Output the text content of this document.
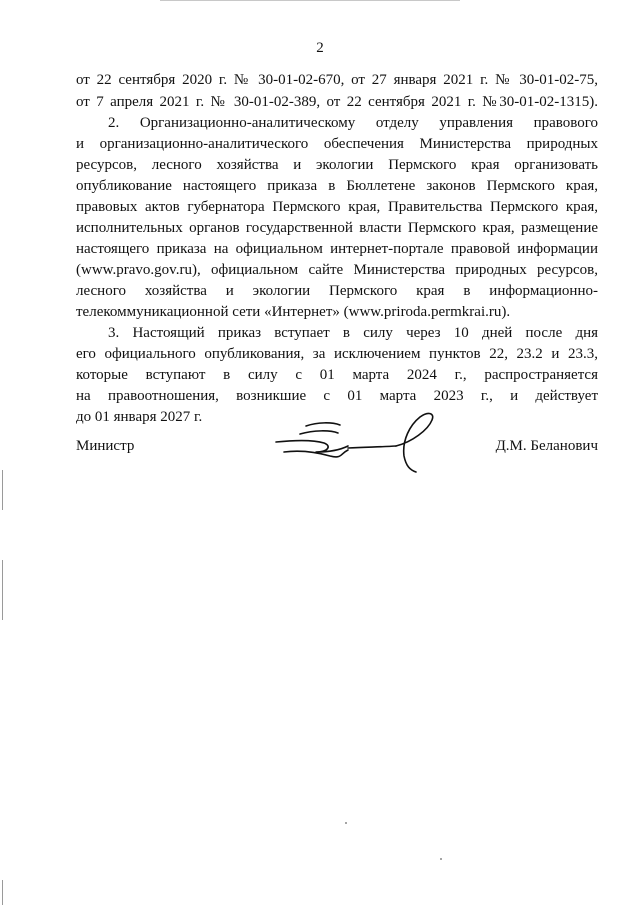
2
от 22 сентября 2020 г. № 30-01-02-670, от 27 января 2021 г. № 30-01-02-75,
от 7 апреля 2021 г. № 30-01-02-389, от 22 сентября 2021 г. №30-01-02-1315).
2. Организационно-аналитическому отделу управления правового
и организационно-аналитического обеспечения Министерства природных
ресурсов, лесного хозяйства и экологии Пермского края организовать
опубликование настоящего приказа в Бюллетене законов Пермского края,
правовых актов губернатора Пермского края, Правительства Пермского края,
исполнительных органов государственной власти Пермского края, размещение
настоящего приказа на официальном интернет-портале правовой информации
(www.pravo.gov.ru), официальном сайте Министерства природных ресурсов,
лесного хозяйства и экологии Пермского края в информационно-
телекоммуникационной сети «Интернет» (www.priroda.permkrai.ru).
3. Настоящий приказ вступает в силу через 10 дней после дня
его официального опубликования, за исключением пунктов 22, 23.2 и 23.3,
которые вступают в силу с 01 марта 2024 г., распространяется
на правоотношения, возникшие с 01 марта 2023 г., и действует
до 01 января 2027 г.
Министр	Д.М. Беланович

* Aim of the task *
Above are records with pictures; repeat the records exactly and leave the pictures out.

* Written solution *
Output the text content of this document.
2
от 22 сентября 2020 г. № 30-01-02-670, от 27 января 2021 г. № 30-01-02-75,
от 7 апреля 2021 г. № 30-01-02-389, от 22 сентября 2021 г. №30-01-02-1315).
2. Организационно-аналитическому отделу управления правового
и организационно-аналитического обеспечения Министерства природных
ресурсов, лесного хозяйства и экологии Пермского края организовать
опубликование настоящего приказа в Бюллетене законов Пермского края,
правовых актов губернатора Пермского края, Правительства Пермского края,
исполнительных органов государственной власти Пермского края, размещение
настоящего приказа на официальном интернет-портале правовой информации
(www.pravo.gov.ru), официальном сайте Министерства природных ресурсов,
лесного хозяйства и экологии Пермского края в информационно-
телекоммуникационной сети «Интернет» (www.priroda.permkrai.ru).
3. Настоящий приказ вступает в силу через 10 дней после дня
его официального опубликования, за исключением пунктов 22, 23.2 и 23.3,
которые вступают в силу с 01 марта 2024 г., распространяется
на правоотношения, возникшие с 01 марта 2023 г., и действует
до 01 января 2027 г.
Министр	Д.М. Беланович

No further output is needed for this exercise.